**RECORDS FOR THIS TASK:**
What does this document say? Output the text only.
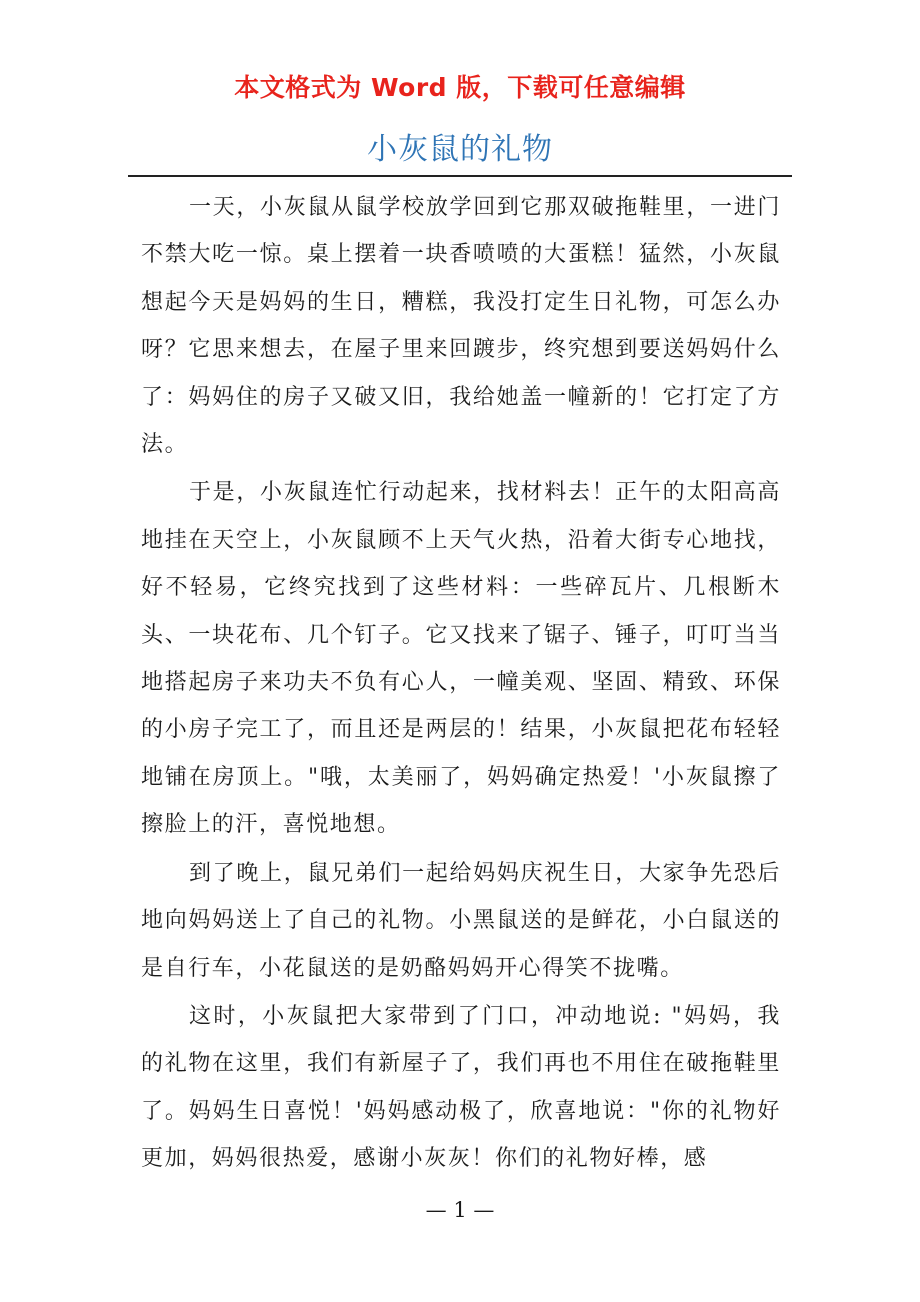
本文格式为 Word 版，下载可任意编辑
小灰鼠的礼物

一天，小灰鼠从鼠学校放学回到它那双破拖鞋里，一进门不禁大吃一惊。桌上摆着一块香喷喷的大蛋糕！猛然，小灰鼠想起今天是妈妈的生日，糟糕，我没打定生日礼物，可怎么办呀？它思来想去，在屋子里来回踱步，终究想到要送妈妈什么了：妈妈住的房子又破又旧，我给她盖一幢新的！它打定了方法。

于是，小灰鼠连忙行动起来，找材料去！正午的太阳高高地挂在天空上，小灰鼠顾不上天气火热，沿着大街专心地找，好不轻易，它终究找到了这些材料：一些碎瓦片、几根断木头、一块花布、几个钉子。它又找来了锯子、锤子，叮叮当当地搭起房子来功夫不负有心人，一幢美观、坚固、精致、环保的小房子完工了，而且还是两层的！结果，小灰鼠把花布轻轻地铺在房顶上。"哦，太美丽了，妈妈确定热爱！'小灰鼠擦了擦脸上的汗，喜悦地想。

到了晚上，鼠兄弟们一起给妈妈庆祝生日，大家争先恐后地向妈妈送上了自己的礼物。小黑鼠送的是鲜花，小白鼠送的是自行车，小花鼠送的是奶酪妈妈开心得笑不拢嘴。

这时，小灰鼠把大家带到了门口，冲动地说: "妈妈，我的礼物在这里，我们有新屋子了，我们再也不用住在破拖鞋里了。妈妈生日喜悦！'妈妈感动极了，欣喜地说："你的礼物好更加，妈妈很热爱，感谢小灰灰！你们的礼物好棒，感

— 1 —
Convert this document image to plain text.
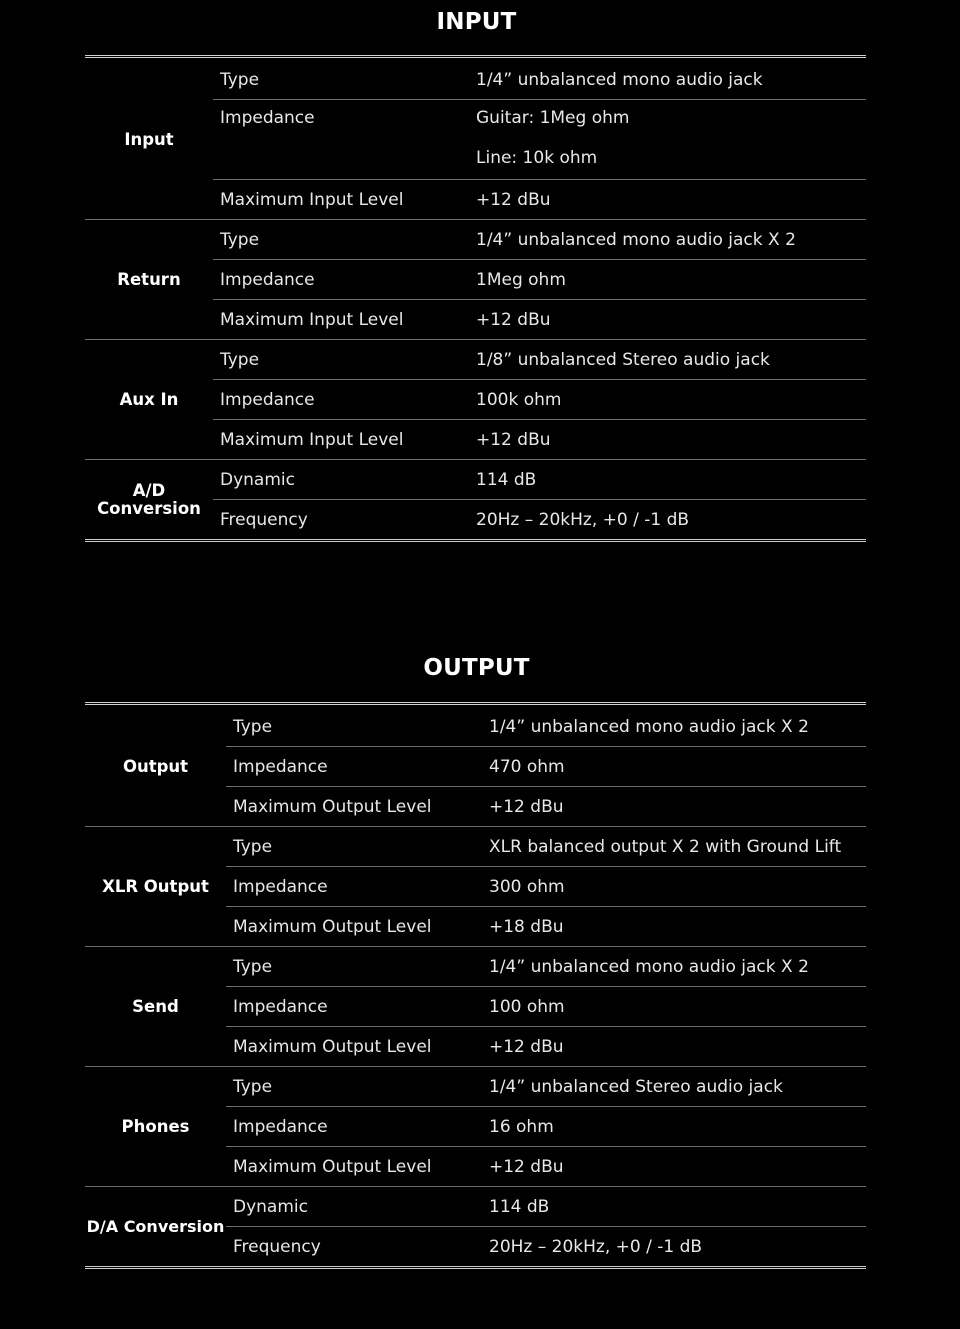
INPUT
Input
Type	1/4” unbalanced mono audio jack
Impedance	Guitar: 1Meg ohm
Line: 10k ohm
Maximum Input Level	+12 dBu
Return
Type	1/4” unbalanced mono audio jack X 2
Impedance	1Meg ohm
Maximum Input Level	+12 dBu
Aux In
Type	1/8” unbalanced Stereo audio jack
Impedance	100k ohm
Maximum Input Level	+12 dBu
A/D
Conversion
Dynamic	114 dB
Frequency	20Hz – 20kHz, +0 / -1 dB
OUTPUT
Output
Type	1/4” unbalanced mono audio jack X 2
Impedance	470 ohm
Maximum Output Level	+12 dBu
XLR Output
Type	XLR balanced output X 2 with Ground Lift
Impedance	300 ohm
Maximum Output Level	+18 dBu
Send
Type	1/4” unbalanced mono audio jack X 2
Impedance	100 ohm
Maximum Output Level	+12 dBu
Phones
Type	1/4” unbalanced Stereo audio jack
Impedance	16 ohm
Maximum Output Level	+12 dBu
D/A Conversion
Dynamic	114 dB
Frequency	20Hz – 20kHz, +0 / -1 dB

**WRITTEN REQUEST:** Set down the lines of the records above exactly, apart from the pictures.

**ANSWER FOR THE TASK:**
What does this document say? Output the text only.
本文格式为 Word 版，下载可任意编辑
小灰鼠的礼物

一天，小灰鼠从鼠学校放学回到它那双破拖鞋里，一进门不禁大吃一惊。桌上摆着一块香喷喷的大蛋糕！猛然，小灰鼠想起今天是妈妈的生日，糟糕，我没打定生日礼物，可怎么办呀？它思来想去，在屋子里来回踱步，终究想到要送妈妈什么了：妈妈住的房子又破又旧，我给她盖一幢新的！它打定了方法。

于是，小灰鼠连忙行动起来，找材料去！正午的太阳高高地挂在天空上，小灰鼠顾不上天气火热，沿着大街专心地找，好不轻易，它终究找到了这些材料：一些碎瓦片、几根断木头、一块花布、几个钉子。它又找来了锯子、锤子，叮叮当当地搭起房子来功夫不负有心人，一幢美观、坚固、精致、环保的小房子完工了，而且还是两层的！结果，小灰鼠把花布轻轻地铺在房顶上。"哦，太美丽了，妈妈确定热爱！'小灰鼠擦了擦脸上的汗，喜悦地想。

到了晚上，鼠兄弟们一起给妈妈庆祝生日，大家争先恐后地向妈妈送上了自己的礼物。小黑鼠送的是鲜花，小白鼠送的是自行车，小花鼠送的是奶酪妈妈开心得笑不拢嘴。

这时，小灰鼠把大家带到了门口，冲动地说: "妈妈，我的礼物在这里，我们有新屋子了，我们再也不用住在破拖鞋里了。妈妈生日喜悦！'妈妈感动极了，欣喜地说："你的礼物好更加，妈妈很热爱，感谢小灰灰！你们的礼物好棒，感

— 1 —
Convert this document image to plain text.
INPUT
Input
Type	1/4” unbalanced mono audio jack
Impedance	Guitar: 1Meg ohm
Line: 10k ohm
Maximum Input Level	+12 dBu
Return
Type	1/4” unbalanced mono audio jack X 2
Impedance	1Meg ohm
Maximum Input Level	+12 dBu
Aux In
Type	1/8” unbalanced Stereo audio jack
Impedance	100k ohm
Maximum Input Level	+12 dBu
A/D
Conversion
Dynamic	114 dB
Frequency	20Hz – 20kHz, +0 / -1 dB
OUTPUT
Output
Type	1/4” unbalanced mono audio jack X 2
Impedance	470 ohm
Maximum Output Level	+12 dBu
XLR Output
Type	XLR balanced output X 2 with Ground Lift
Impedance	300 ohm
Maximum Output Level	+18 dBu
Send
Type	1/4” unbalanced mono audio jack X 2
Impedance	100 ohm
Maximum Output Level	+12 dBu
Phones
Type	1/4” unbalanced Stereo audio jack
Impedance	16 ohm
Maximum Output Level	+12 dBu
D/A Conversion
Dynamic	114 dB
Frequency	20Hz – 20kHz, +0 / -1 dB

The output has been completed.